(RECORDS FOR THE EXERCISE):
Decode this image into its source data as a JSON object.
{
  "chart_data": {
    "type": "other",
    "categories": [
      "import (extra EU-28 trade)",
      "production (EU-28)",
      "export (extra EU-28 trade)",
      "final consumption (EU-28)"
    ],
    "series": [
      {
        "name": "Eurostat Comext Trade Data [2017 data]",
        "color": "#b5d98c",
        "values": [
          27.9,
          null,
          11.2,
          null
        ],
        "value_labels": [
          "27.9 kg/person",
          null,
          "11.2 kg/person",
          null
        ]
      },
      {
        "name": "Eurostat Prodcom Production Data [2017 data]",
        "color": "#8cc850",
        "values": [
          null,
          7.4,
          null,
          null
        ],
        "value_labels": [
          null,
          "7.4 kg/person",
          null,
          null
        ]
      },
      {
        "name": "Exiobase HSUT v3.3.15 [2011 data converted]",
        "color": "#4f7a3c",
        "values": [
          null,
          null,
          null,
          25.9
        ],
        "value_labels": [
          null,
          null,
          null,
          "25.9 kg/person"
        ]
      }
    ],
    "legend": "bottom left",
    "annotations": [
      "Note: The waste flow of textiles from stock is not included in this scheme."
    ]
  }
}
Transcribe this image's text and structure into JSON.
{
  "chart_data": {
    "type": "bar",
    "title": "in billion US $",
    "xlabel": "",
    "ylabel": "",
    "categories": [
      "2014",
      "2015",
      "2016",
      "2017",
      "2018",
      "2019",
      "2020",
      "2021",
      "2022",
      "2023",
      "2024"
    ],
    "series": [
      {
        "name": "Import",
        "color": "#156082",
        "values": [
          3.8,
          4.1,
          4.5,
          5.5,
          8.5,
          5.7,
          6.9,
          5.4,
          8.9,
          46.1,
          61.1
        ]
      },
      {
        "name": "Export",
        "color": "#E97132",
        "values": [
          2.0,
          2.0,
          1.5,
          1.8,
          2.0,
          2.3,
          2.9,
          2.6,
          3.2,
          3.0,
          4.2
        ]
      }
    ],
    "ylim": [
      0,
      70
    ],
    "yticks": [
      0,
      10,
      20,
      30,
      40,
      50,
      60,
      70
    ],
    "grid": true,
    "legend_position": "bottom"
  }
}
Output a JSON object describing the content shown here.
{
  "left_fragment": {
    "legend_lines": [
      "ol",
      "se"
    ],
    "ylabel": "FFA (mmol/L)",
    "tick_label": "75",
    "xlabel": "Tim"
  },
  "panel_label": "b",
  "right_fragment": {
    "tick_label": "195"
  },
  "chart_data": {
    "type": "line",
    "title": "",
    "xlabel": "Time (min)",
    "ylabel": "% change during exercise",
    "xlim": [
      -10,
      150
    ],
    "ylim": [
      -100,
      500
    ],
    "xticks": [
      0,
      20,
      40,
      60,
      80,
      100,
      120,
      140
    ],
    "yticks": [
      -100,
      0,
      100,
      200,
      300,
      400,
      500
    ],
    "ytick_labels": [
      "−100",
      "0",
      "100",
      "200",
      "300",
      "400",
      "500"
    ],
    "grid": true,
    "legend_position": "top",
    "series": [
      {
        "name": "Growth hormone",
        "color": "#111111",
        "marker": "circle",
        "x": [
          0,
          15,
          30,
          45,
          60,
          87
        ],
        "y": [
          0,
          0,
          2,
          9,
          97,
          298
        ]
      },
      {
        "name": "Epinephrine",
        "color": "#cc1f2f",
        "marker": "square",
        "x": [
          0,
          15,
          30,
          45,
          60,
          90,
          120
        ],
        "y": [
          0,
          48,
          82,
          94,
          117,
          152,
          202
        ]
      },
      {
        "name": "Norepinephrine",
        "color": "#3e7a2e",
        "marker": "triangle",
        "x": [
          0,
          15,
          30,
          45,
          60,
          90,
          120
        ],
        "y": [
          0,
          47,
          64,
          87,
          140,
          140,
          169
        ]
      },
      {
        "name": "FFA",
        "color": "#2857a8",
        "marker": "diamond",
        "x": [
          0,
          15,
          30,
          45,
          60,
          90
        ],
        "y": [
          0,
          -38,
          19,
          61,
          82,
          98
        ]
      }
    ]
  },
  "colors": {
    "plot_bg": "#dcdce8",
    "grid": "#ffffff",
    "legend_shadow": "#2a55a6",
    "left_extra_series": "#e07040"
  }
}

(PROBLEM DETAILS): How many lines in the records hold the string "ylabel"? Reply with the number alone.

(TASK ANSWER): 3